begin RECORD EXTRACTS

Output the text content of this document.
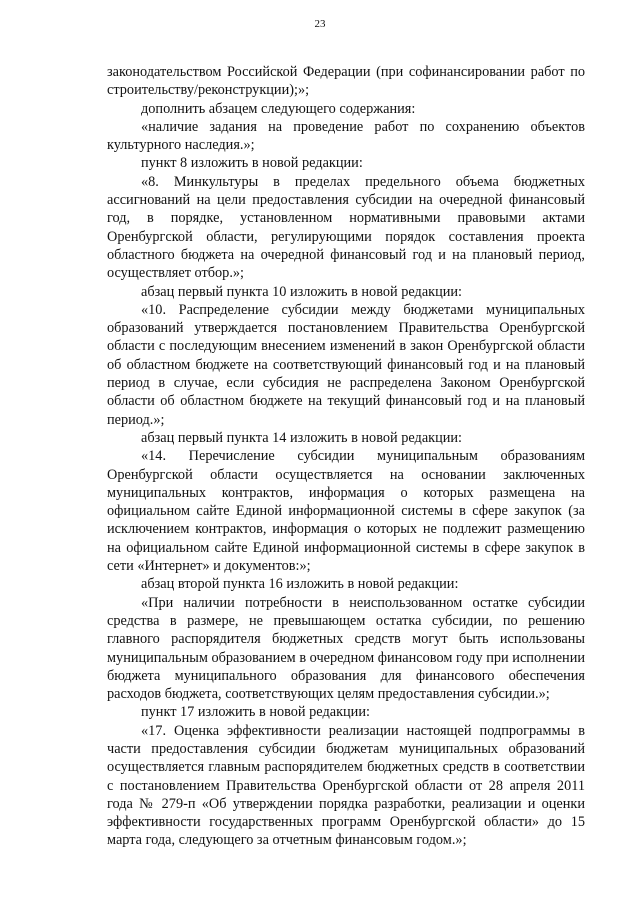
23

законодательством Российской Федерации (при софинансировании работ по строительству/реконструкции);»;

дополнить абзацем следующего содержания:

«наличие задания на проведение работ по сохранению объектов культурного наследия.»;

пункт 8 изложить в новой редакции:

«8. Минкультуры в пределах предельного объема бюджетных ассигнований на цели предоставления субсидии на очередной финансовый год, в порядке, установленном нормативными правовыми актами Оренбургской области, регулирующими порядок составления проекта областного бюджета на очередной финансовый год и на плановый период, осуществляет отбор.»;

абзац первый пункта 10 изложить в новой редакции:

«10. Распределение субсидии между бюджетами муниципальных образований утверждается постановлением Правительства Оренбургской области с последующим внесением изменений в закон Оренбургской области об областном бюджете на соответствующий финансовый год и на плановый период в случае, если субсидия не распределена Законом Оренбургской области об областном бюджете на текущий финансовый год и на плановый период.»;

абзац первый пункта 14 изложить в новой редакции:

«14. Перечисление субсидии муниципальным образованиям Оренбургской области осуществляется на основании заключенных муниципальных контрактов, информация о которых размещена на официальном сайте Единой информационной системы в сфере закупок (за исключением контрактов, информация о которых не подлежит размещению на официальном сайте Единой информационной системы в сфере закупок в сети «Интернет» и документов:»;

абзац второй пункта 16 изложить в новой редакции:

«При наличии потребности в неиспользованном остатке субсидии средства в размере, не превышающем остатка субсидии, по решению главного распорядителя бюджетных средств могут быть использованы муниципальным образованием в очередном финансовом году при исполнении бюджета муниципального образования для финансового обеспечения расходов бюджета, соответствующих целям предоставления субсидии.»;

пункт 17 изложить в новой редакции:

«17. Оценка эффективности реализации настоящей подпрограммы в части предоставления субсидии бюджетам муниципальных образований осуществляется главным распорядителем бюджетных средств в соответствии с постановлением Правительства Оренбургской области от 28 апреля 2011 года № 279-п «Об утверждении порядка разработки, реализации и оценки эффективности государственных программ Оренбургской области» до 15 марта года, следующего за отчетным финансовым годом.»;
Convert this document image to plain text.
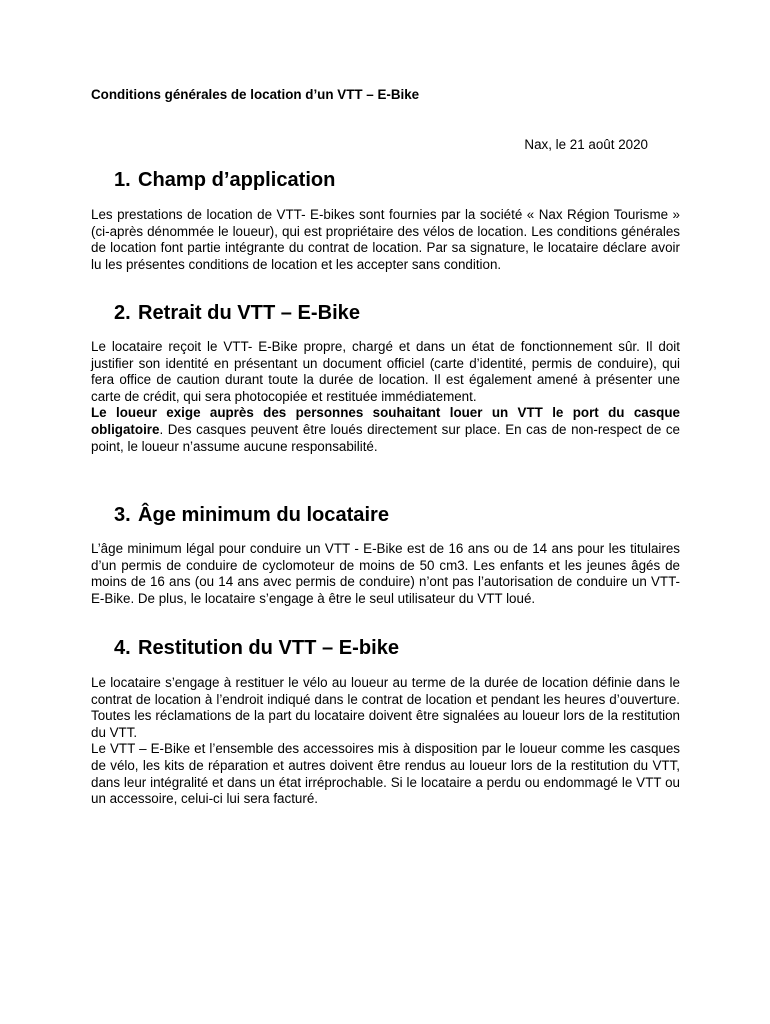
Conditions générales de location d’un VTT – E-Bike

Nax, le 21 août 2020

1. Champ d’application

Les prestations de location de VTT- E-bikes sont fournies par la société « Nax Région Tourisme » (ci-après dénommée le loueur), qui est propriétaire des vélos de location. Les conditions générales de location font partie intégrante du contrat de location. Par sa signature, le locataire déclare avoir lu les présentes conditions de location et les accepter sans condition.

2. Retrait du VTT – E-Bike

Le locataire reçoit le VTT- E-Bike propre, chargé et dans un état de fonctionnement sûr. Il doit justifier son identité en présentant un document officiel (carte d’identité, permis de conduire), qui fera office de caution durant toute la durée de location. Il est également amené à présenter une carte de crédit, qui sera photocopiée et restituée immédiatement.

Le loueur exige auprès des personnes souhaitant louer un VTT le port du casque obligatoire. Des casques peuvent être loués directement sur place. En cas de non-respect de ce point, le loueur n’assume aucune responsabilité.

3. Âge minimum du locataire

L’âge minimum légal pour conduire un VTT - E-Bike est de 16 ans ou de 14 ans pour les titulaires d’un permis de conduire de cyclomoteur de moins de 50 cm3. Les enfants et les jeunes âgés de moins de 16 ans (ou 14 ans avec permis de conduire) n’ont pas l’autorisation de conduire un VTT- E-Bike. De plus, le locataire s’engage à être le seul utilisateur du VTT loué.

4. Restitution du VTT – E-bike

Le locataire s’engage à restituer le vélo au loueur au terme de la durée de location définie dans le contrat de location à l’endroit indiqué dans le contrat de location et pendant les heures d’ouverture. Toutes les réclamations de la part du locataire doivent être signalées au loueur lors de la restitution du VTT.

Le VTT – E-Bike et l’ensemble des accessoires mis à disposition par le loueur comme les casques de vélo, les kits de réparation et autres doivent être rendus au loueur lors de la restitution du VTT, dans leur intégralité et dans un état irréprochable. Si le locataire a perdu ou endommagé le VTT ou un accessoire, celui-ci lui sera facturé.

end RECORD EXTRACTS

WRITTEN EXERCISE: Pull out every line of the records above that contains the word "this".

RESPONSE BELOW:
Output the text content of this document.
Convert this document image to plain text.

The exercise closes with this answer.